>> start
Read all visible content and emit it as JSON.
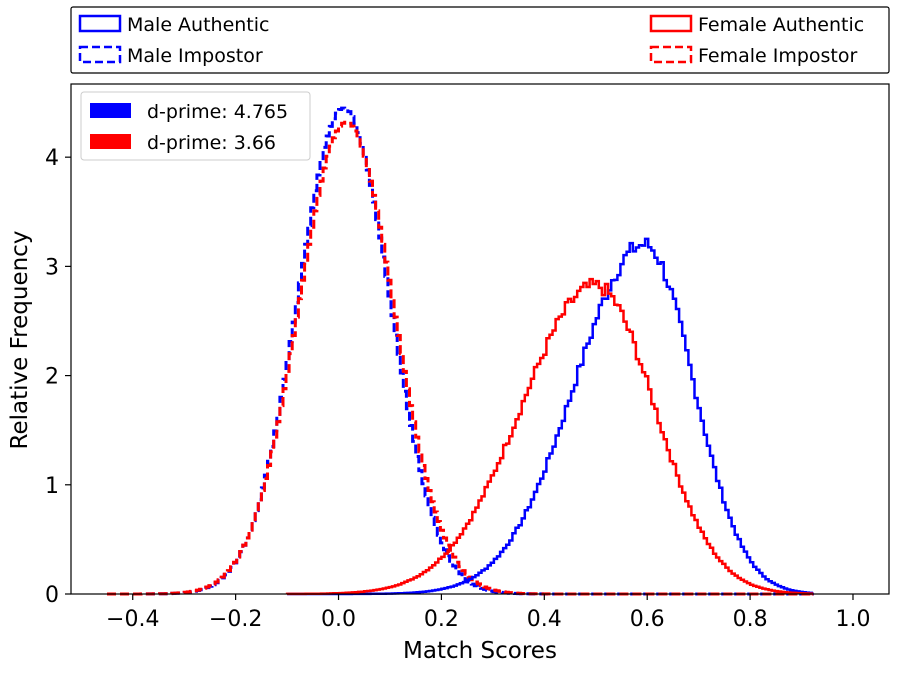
{
  "chart_data": {
    "type": "histogram-step",
    "xlabel": "Match Scores",
    "ylabel": "Relative Frequency",
    "xlim": [
      -0.52,
      1.07
    ],
    "ylim": [
      0,
      4.67
    ],
    "xticks": [
      -0.4,
      -0.2,
      0.0,
      0.2,
      0.4,
      0.6,
      0.8,
      1.0
    ],
    "xtick_labels": [
      "−0.4",
      "−0.2",
      "0.0",
      "0.2",
      "0.4",
      "0.6",
      "0.8",
      "1.0"
    ],
    "yticks": [
      0,
      1,
      2,
      3,
      4
    ],
    "ytick_labels": [
      "0",
      "1",
      "2",
      "3",
      "4"
    ],
    "outer_legend": {
      "placement": "above plot, two columns",
      "entries": [
        {
          "label": "Male Authentic",
          "color": "#0000ff",
          "dashed": false
        },
        {
          "label": "Male Impostor",
          "color": "#0000ff",
          "dashed": true
        },
        {
          "label": "Female Authentic",
          "color": "#ff0000",
          "dashed": false
        },
        {
          "label": "Female Impostor",
          "color": "#ff0000",
          "dashed": true
        }
      ]
    },
    "inner_legend": {
      "placement": "upper-left",
      "entries": [
        {
          "label": "d-prime: 4.765",
          "color": "#0000ff"
        },
        {
          "label": "d-prime: 3.66",
          "color": "#ff0000"
        }
      ]
    },
    "series": [
      {
        "name": "Male Impostor",
        "color": "#0000ff",
        "dashed": true,
        "distribution": "gaussian",
        "mean": 0.01,
        "std": 0.09,
        "peak": 4.45,
        "x_range": [
          -0.45,
          0.92
        ]
      },
      {
        "name": "Female Impostor",
        "color": "#ff0000",
        "dashed": true,
        "distribution": "gaussian",
        "mean": 0.015,
        "std": 0.093,
        "peak": 4.32,
        "x_range": [
          -0.45,
          0.92
        ]
      },
      {
        "name": "Male Authentic",
        "color": "#0000ff",
        "dashed": false,
        "distribution": "skewed",
        "mode": 0.595,
        "std_left": 0.135,
        "std_right": 0.095,
        "peak": 3.2,
        "x_range": [
          -0.1,
          0.92
        ]
      },
      {
        "name": "Female Authentic",
        "color": "#ff0000",
        "dashed": false,
        "distribution": "skewed",
        "mode": 0.5,
        "std_left": 0.145,
        "std_right": 0.115,
        "peak": 2.82,
        "x_range": [
          -0.1,
          0.92
        ]
      }
    ]
  }
}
>> end
| WHAT NEEDS TO BE DONE |
Return all of the data exactly as written, and drop the pictures.

| ANSWER BELOW |
Read all visible content and emit it as JSON.
{
  "chart_data": {
    "type": "histogram-step",
    "xlabel": "Match Scores",
    "ylabel": "Relative Frequency",
    "xlim": [
      -0.52,
      1.07
    ],
    "ylim": [
      0,
      4.67
    ],
    "xticks": [
      -0.4,
      -0.2,
      0.0,
      0.2,
      0.4,
      0.6,
      0.8,
      1.0
    ],
    "xtick_labels": [
      "−0.4",
      "−0.2",
      "0.0",
      "0.2",
      "0.4",
      "0.6",
      "0.8",
      "1.0"
    ],
    "yticks": [
      0,
      1,
      2,
      3,
      4
    ],
    "ytick_labels": [
      "0",
      "1",
      "2",
      "3",
      "4"
    ],
    "outer_legend": {
      "placement": "above plot, two columns",
      "entries": [
        {
          "label": "Male Authentic",
          "color": "#0000ff",
          "dashed": false
        },
        {
          "label": "Male Impostor",
          "color": "#0000ff",
          "dashed": true
        },
        {
          "label": "Female Authentic",
          "color": "#ff0000",
          "dashed": false
        },
        {
          "label": "Female Impostor",
          "color": "#ff0000",
          "dashed": true
        }
      ]
    },
    "inner_legend": {
      "placement": "upper-left",
      "entries": [
        {
          "label": "d-prime: 4.765",
          "color": "#0000ff"
        },
        {
          "label": "d-prime: 3.66",
          "color": "#ff0000"
        }
      ]
    },
    "series": [
      {
        "name": "Male Impostor",
        "color": "#0000ff",
        "dashed": true,
        "distribution": "gaussian",
        "mean": 0.01,
        "std": 0.09,
        "peak": 4.45,
        "x_range": [
          -0.45,
          0.92
        ]
      },
      {
        "name": "Female Impostor",
        "color": "#ff0000",
        "dashed": true,
        "distribution": "gaussian",
        "mean": 0.015,
        "std": 0.093,
        "peak": 4.32,
        "x_range": [
          -0.45,
          0.92
        ]
      },
      {
        "name": "Male Authentic",
        "color": "#0000ff",
        "dashed": false,
        "distribution": "skewed",
        "mode": 0.595,
        "std_left": 0.135,
        "std_right": 0.095,
        "peak": 3.2,
        "x_range": [
          -0.1,
          0.92
        ]
      },
      {
        "name": "Female Authentic",
        "color": "#ff0000",
        "dashed": false,
        "distribution": "skewed",
        "mode": 0.5,
        "std_left": 0.145,
        "std_right": 0.115,
        "peak": 2.82,
        "x_range": [
          -0.1,
          0.92
        ]
      }
    ]
  }
}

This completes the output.